» WHAT TO PRODUCE
Write out the listing below without alteration, omitting its pictures.

- - - - -

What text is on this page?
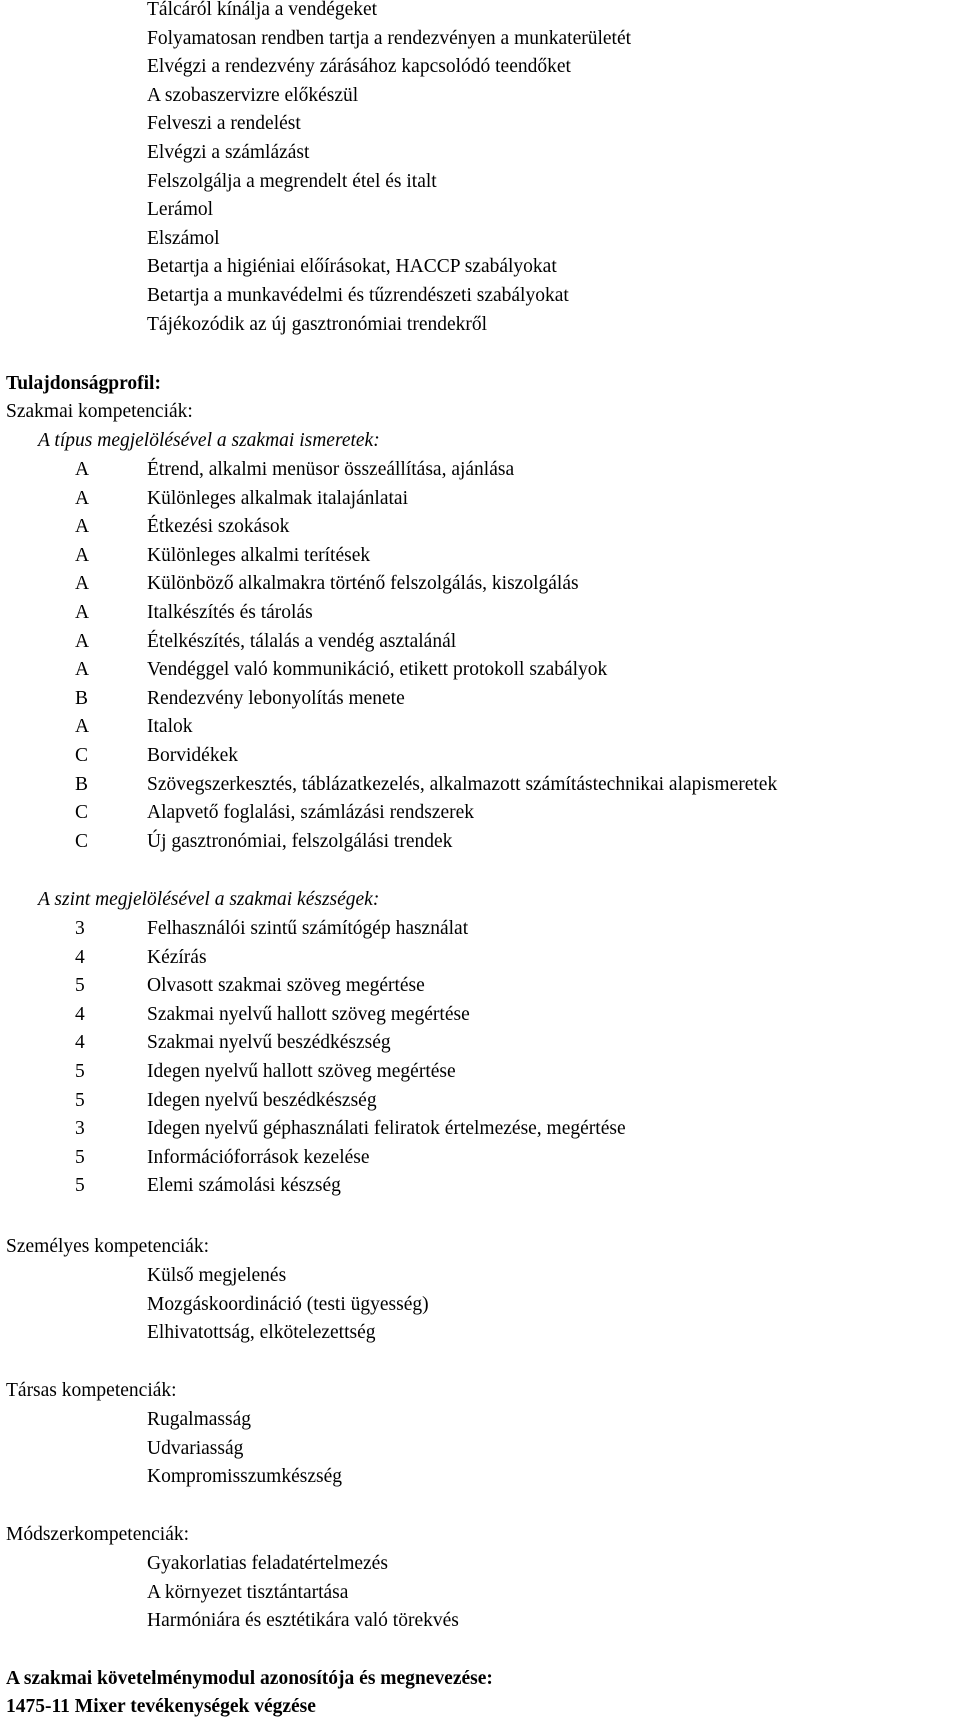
Tálcáról kínálja a vendégeket
Folyamatosan rendben tartja a rendezvényen a munkaterületét
Elvégzi a rendezvény zárásához kapcsolódó teendőket
A szobaszervizre előkészül
Felveszi a rendelést
Elvégzi a számlázást
Felszolgálja a megrendelt étel és italt
Lerámol
Elszámol
Betartja a higiéniai előírásokat, HACCP szabályokat
Betartja a munkavédelmi és tűzrendészeti szabályokat
Tájékozódik az új gasztronómiai trendekről
Tulajdonságprofil:
Szakmai kompetenciák:
A típus megjelölésével a szakmai ismeretek:
A	Étrend, alkalmi menüsor összeállítása, ajánlása
A	Különleges alkalmak italajánlatai
A	Étkezési szokások
A	Különleges alkalmi terítések
A	Különböző alkalmakra történő felszolgálás, kiszolgálás
A	Italkészítés és tárolás
A	Ételkészítés, tálalás a vendég asztalánál
A	Vendéggel való kommunikáció, etikett protokoll szabályok
B	Rendezvény lebonyolítás menete
A	Italok
C	Borvidékek
B	Szövegszerkesztés, táblázatkezelés, alkalmazott számítástechnikai alapismeretek
C	Alapvető foglalási, számlázási rendszerek
C	Új gasztronómiai, felszolgálási trendek
A szint megjelölésével a szakmai készségek:
3	Felhasználói szintű számítógép használat
4	Kézírás
5	Olvasott szakmai szöveg megértése
4	Szakmai nyelvű hallott szöveg megértése
4	Szakmai nyelvű beszédkészség
5	Idegen nyelvű hallott szöveg megértése
5	Idegen nyelvű beszédkészség
3	Idegen nyelvű géphasználati feliratok értelmezése, megértése
5	Információforrások kezelése
5	Elemi számolási készség
Személyes kompetenciák:
Külső megjelenés
Mozgáskoordináció (testi ügyesség)
Elhivatottság, elkötelezettség
Társas kompetenciák:
Rugalmasság
Udvariasság
Kompromisszumkészség
Módszerkompetenciák:
Gyakorlatias feladatértelmezés
A környezet tisztántartása
Harmóniára és esztétikára való törekvés
A szakmai követelménymodul azonosítója és megnevezése:
1475-11 Mixer tevékenységek végzése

- - - - -

» REPLY
What text is on this page?
Tálcáról kínálja a vendégeket
Folyamatosan rendben tartja a rendezvényen a munkaterületét
Elvégzi a rendezvény zárásához kapcsolódó teendőket
A szobaszervizre előkészül
Felveszi a rendelést
Elvégzi a számlázást
Felszolgálja a megrendelt étel és italt
Lerámol
Elszámol
Betartja a higiéniai előírásokat, HACCP szabályokat
Betartja a munkavédelmi és tűzrendészeti szabályokat
Tájékozódik az új gasztronómiai trendekről
Tulajdonságprofil:
Szakmai kompetenciák:
A típus megjelölésével a szakmai ismeretek:
A	Étrend, alkalmi menüsor összeállítása, ajánlása
A	Különleges alkalmak italajánlatai
A	Étkezési szokások
A	Különleges alkalmi terítések
A	Különböző alkalmakra történő felszolgálás, kiszolgálás
A	Italkészítés és tárolás
A	Ételkészítés, tálalás a vendég asztalánál
A	Vendéggel való kommunikáció, etikett protokoll szabályok
B	Rendezvény lebonyolítás menete
A	Italok
C	Borvidékek
B	Szövegszerkesztés, táblázatkezelés, alkalmazott számítástechnikai alapismeretek
C	Alapvető foglalási, számlázási rendszerek
C	Új gasztronómiai, felszolgálási trendek
A szint megjelölésével a szakmai készségek:
3	Felhasználói szintű számítógép használat
4	Kézírás
5	Olvasott szakmai szöveg megértése
4	Szakmai nyelvű hallott szöveg megértése
4	Szakmai nyelvű beszédkészség
5	Idegen nyelvű hallott szöveg megértése
5	Idegen nyelvű beszédkészség
3	Idegen nyelvű géphasználati feliratok értelmezése, megértése
5	Információforrások kezelése
5	Elemi számolási készség
Személyes kompetenciák:
Külső megjelenés
Mozgáskoordináció (testi ügyesség)
Elhivatottság, elkötelezettség
Társas kompetenciák:
Rugalmasság
Udvariasság
Kompromisszumkészség
Módszerkompetenciák:
Gyakorlatias feladatértelmezés
A környezet tisztántartása
Harmóniára és esztétikára való törekvés
A szakmai követelménymodul azonosítója és megnevezése:
1475-11 Mixer tevékenységek végzése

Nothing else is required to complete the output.